What you need to do -> In the material below, count the lines with the word "JSON" and state that number only.
* start Supplied entries *
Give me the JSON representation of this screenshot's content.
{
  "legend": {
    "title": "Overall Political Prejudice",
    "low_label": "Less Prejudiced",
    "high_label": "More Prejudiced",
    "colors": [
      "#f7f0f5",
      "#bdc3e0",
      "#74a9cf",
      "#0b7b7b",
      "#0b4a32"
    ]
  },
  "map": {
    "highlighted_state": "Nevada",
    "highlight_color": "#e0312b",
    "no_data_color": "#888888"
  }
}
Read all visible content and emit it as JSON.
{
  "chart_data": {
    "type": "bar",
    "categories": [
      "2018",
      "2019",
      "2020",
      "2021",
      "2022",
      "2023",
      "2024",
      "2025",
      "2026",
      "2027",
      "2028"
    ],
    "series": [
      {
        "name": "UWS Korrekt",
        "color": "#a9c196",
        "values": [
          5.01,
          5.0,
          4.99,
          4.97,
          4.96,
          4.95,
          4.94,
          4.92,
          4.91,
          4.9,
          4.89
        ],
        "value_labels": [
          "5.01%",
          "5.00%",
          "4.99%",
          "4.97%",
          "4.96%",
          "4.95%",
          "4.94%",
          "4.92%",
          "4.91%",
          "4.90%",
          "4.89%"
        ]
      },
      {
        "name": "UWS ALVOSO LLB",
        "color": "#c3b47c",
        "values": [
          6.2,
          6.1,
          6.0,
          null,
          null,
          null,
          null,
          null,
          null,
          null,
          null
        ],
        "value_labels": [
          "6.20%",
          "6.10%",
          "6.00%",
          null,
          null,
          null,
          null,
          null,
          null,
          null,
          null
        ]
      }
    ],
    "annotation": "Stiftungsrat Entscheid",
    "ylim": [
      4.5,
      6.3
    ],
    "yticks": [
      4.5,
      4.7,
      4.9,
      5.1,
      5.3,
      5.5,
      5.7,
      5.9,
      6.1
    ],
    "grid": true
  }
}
* end Supplied entries *
Response -> 2